■ **What the task requires**: Skip the pictures and extract all of the lines exactly as written.

Stored data
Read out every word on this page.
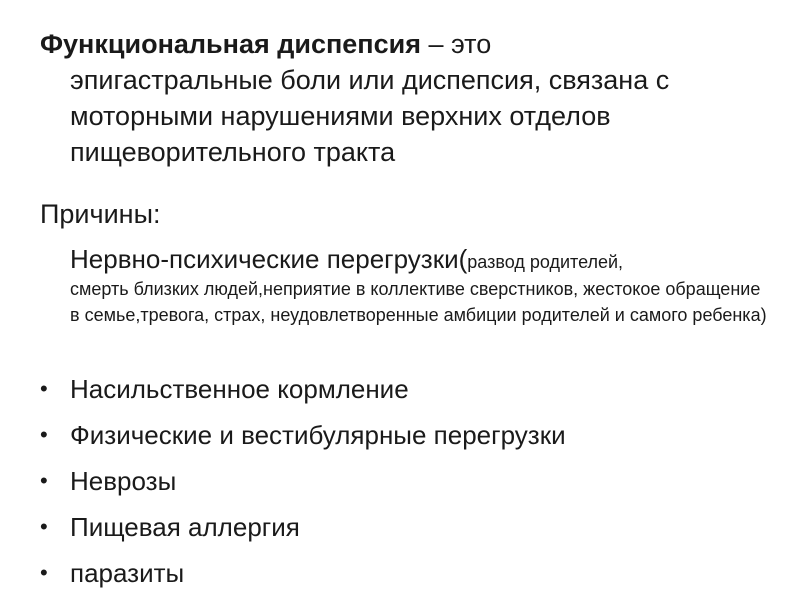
Функциональная диспепсия – это
эпигастральные боли или диспепсия, связана с моторными нарушениями верхних отделов пищеворительного тракта
Причины:
Нервно-психические перегрузки(развод родителей,
смерть близких людей,неприятие в коллективе сверстников, жестокое обращение в семье,тревога, страх, неудовлетворенные амбиции родителей и самого ребенка)
• Насильственное кормление
• Физические и вестибулярные перегрузки
• Неврозы
• Пищевая аллергия
• паразиты
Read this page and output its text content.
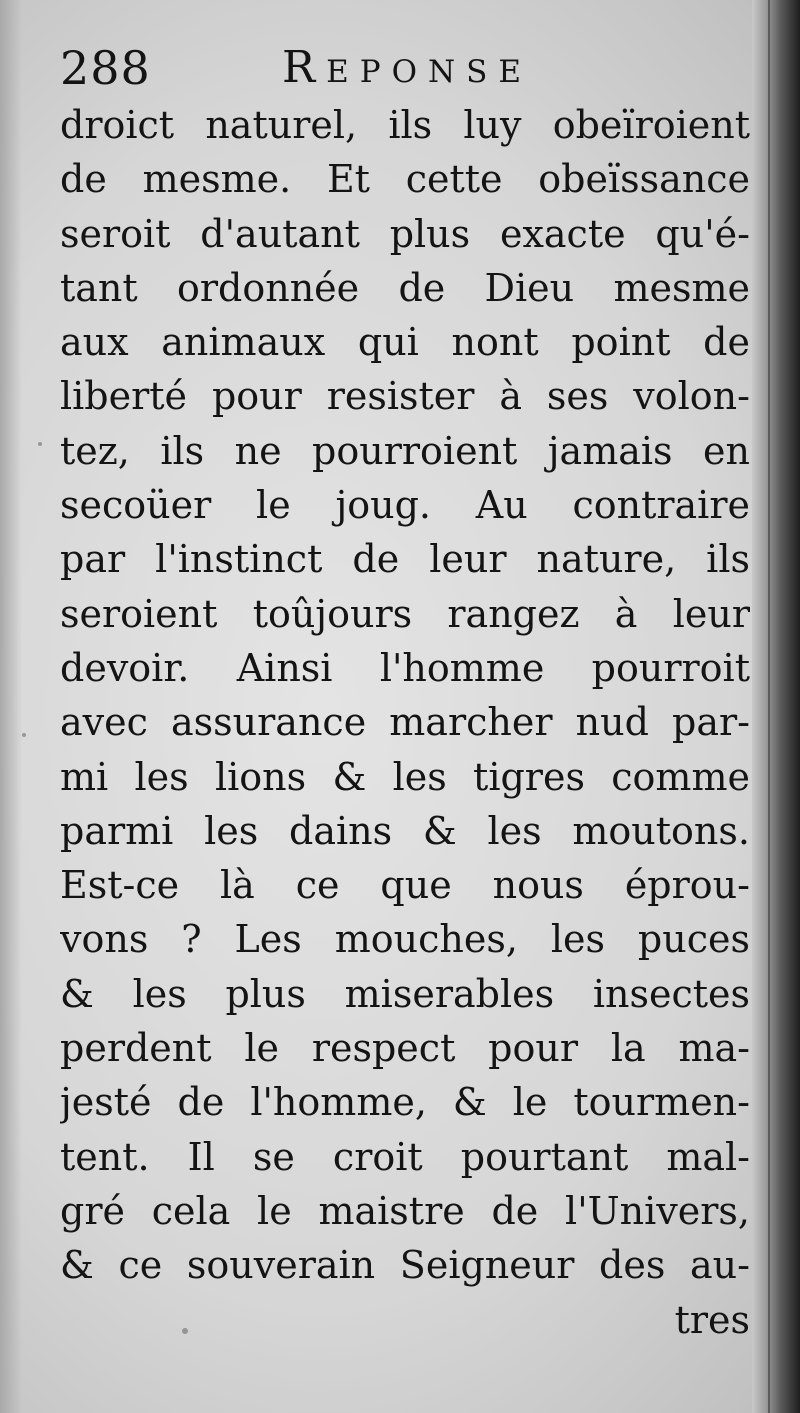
288	Reponse
droict naturel, ils luy obeïroient
de mesme. Et cette obeïssance
seroit d'autant plus exacte qu'é-
tant ordonnée de Dieu mesme
aux animaux qui nont point de
liberté pour resister à ses volon-
tez, ils ne pourroient jamais en
secoüer le joug. Au contraire
par l'instinct de leur nature, ils
seroient toûjours rangez à leur
devoir. Ainsi l'homme pourroit
avec assurance marcher nud par-
mi les lions & les tigres comme
parmi les dains & les moutons.
Est-ce là ce que nous éprou-
vons ? Les mouches, les puces
& les plus miserables insectes
perdent le respect pour la ma-
jesté de l'homme, & le tourmen-
tent. Il se croit pourtant mal-
gré cela le maistre de l'Univers,
& ce souverain Seigneur des au-
tres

■ **Solved problem**:
Read out every word on this page.
Функциональная диспепсия – это
эпигастральные боли или диспепсия, связана с моторными нарушениями верхних отделов пищеворительного тракта
Причины:
Нервно-психические перегрузки(развод родителей,
смерть близких людей,неприятие в коллективе сверстников, жестокое обращение в семье,тревога, страх, неудовлетворенные амбиции родителей и самого ребенка)
• Насильственное кормление
• Физические и вестибулярные перегрузки
• Неврозы
• Пищевая аллергия
• паразиты
Read this page and output its text content.
288	Reponse
droict naturel, ils luy obeïroient
de mesme. Et cette obeïssance
seroit d'autant plus exacte qu'é-
tant ordonnée de Dieu mesme
aux animaux qui nont point de
liberté pour resister à ses volon-
tez, ils ne pourroient jamais en
secoüer le joug. Au contraire
par l'instinct de leur nature, ils
seroient toûjours rangez à leur
devoir. Ainsi l'homme pourroit
avec assurance marcher nud par-
mi les lions & les tigres comme
parmi les dains & les moutons.
Est-ce là ce que nous éprou-
vons ? Les mouches, les puces
& les plus miserables insectes
perdent le respect pour la ma-
jesté de l'homme, & le tourmen-
tent. Il se croit pourtant mal-
gré cela le maistre de l'Univers,
& ce souverain Seigneur des au-
tres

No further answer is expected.